Exercise directions
Records follow. Pull out every line that contains "الجوية".

Provided data
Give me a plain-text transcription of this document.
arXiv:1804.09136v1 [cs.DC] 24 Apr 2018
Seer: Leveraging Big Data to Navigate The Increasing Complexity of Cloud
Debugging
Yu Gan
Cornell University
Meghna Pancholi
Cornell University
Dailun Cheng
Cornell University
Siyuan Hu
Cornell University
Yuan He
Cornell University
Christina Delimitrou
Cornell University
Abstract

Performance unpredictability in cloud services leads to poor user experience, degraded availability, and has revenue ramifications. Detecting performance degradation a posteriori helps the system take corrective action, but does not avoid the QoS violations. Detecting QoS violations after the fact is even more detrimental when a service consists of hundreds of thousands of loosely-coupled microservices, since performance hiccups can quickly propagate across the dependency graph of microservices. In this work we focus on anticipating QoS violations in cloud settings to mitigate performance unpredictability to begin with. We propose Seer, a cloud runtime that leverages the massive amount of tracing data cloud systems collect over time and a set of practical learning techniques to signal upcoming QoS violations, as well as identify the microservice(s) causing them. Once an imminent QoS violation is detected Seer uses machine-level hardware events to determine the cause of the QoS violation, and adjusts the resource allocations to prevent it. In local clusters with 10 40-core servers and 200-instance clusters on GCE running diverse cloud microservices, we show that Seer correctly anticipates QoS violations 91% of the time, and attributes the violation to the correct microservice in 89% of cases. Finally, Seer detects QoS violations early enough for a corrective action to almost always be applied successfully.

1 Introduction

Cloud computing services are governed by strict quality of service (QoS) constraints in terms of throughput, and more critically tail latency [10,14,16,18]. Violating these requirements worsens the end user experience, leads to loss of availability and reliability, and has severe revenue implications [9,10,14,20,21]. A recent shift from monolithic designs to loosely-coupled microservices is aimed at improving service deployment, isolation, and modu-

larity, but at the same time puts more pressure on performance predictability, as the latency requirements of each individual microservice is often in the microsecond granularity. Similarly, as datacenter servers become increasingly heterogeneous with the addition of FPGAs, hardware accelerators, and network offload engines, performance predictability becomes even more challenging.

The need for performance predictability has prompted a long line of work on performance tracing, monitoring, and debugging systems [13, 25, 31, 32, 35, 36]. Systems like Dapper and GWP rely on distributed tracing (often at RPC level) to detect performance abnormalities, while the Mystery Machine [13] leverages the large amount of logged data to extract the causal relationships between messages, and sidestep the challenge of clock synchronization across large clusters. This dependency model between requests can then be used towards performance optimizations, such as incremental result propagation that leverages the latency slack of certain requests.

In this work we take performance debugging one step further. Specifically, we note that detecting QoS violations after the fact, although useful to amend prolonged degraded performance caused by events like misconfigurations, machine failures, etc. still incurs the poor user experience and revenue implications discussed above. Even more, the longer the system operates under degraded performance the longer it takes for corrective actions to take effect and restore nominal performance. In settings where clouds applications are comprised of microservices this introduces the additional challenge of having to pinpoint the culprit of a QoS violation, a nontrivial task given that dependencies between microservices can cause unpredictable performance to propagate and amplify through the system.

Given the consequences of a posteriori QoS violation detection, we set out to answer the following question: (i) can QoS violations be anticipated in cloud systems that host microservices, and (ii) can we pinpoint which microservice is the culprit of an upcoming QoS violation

...

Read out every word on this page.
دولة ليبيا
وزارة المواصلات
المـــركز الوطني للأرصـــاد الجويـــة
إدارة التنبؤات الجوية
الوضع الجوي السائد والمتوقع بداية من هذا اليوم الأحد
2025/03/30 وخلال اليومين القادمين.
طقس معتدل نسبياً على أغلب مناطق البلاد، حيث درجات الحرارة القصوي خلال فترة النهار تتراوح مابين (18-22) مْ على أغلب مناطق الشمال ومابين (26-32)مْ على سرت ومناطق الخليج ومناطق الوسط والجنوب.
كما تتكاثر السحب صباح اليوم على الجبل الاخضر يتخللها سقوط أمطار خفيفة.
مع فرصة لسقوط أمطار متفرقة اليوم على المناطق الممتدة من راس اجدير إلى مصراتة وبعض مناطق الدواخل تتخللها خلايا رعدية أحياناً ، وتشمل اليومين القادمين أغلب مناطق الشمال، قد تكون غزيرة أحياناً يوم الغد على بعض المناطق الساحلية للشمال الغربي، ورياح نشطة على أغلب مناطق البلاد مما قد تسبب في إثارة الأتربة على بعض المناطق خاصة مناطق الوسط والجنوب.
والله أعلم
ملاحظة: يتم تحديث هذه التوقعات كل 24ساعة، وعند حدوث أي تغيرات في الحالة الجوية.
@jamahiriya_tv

Solution for this exercise
إدارة التنبؤات الجوية
ملاحظة: يتم تحديث هذه التوقعات كل 24ساعة، وعند حدوث أي تغيرات في الحالة الجوية.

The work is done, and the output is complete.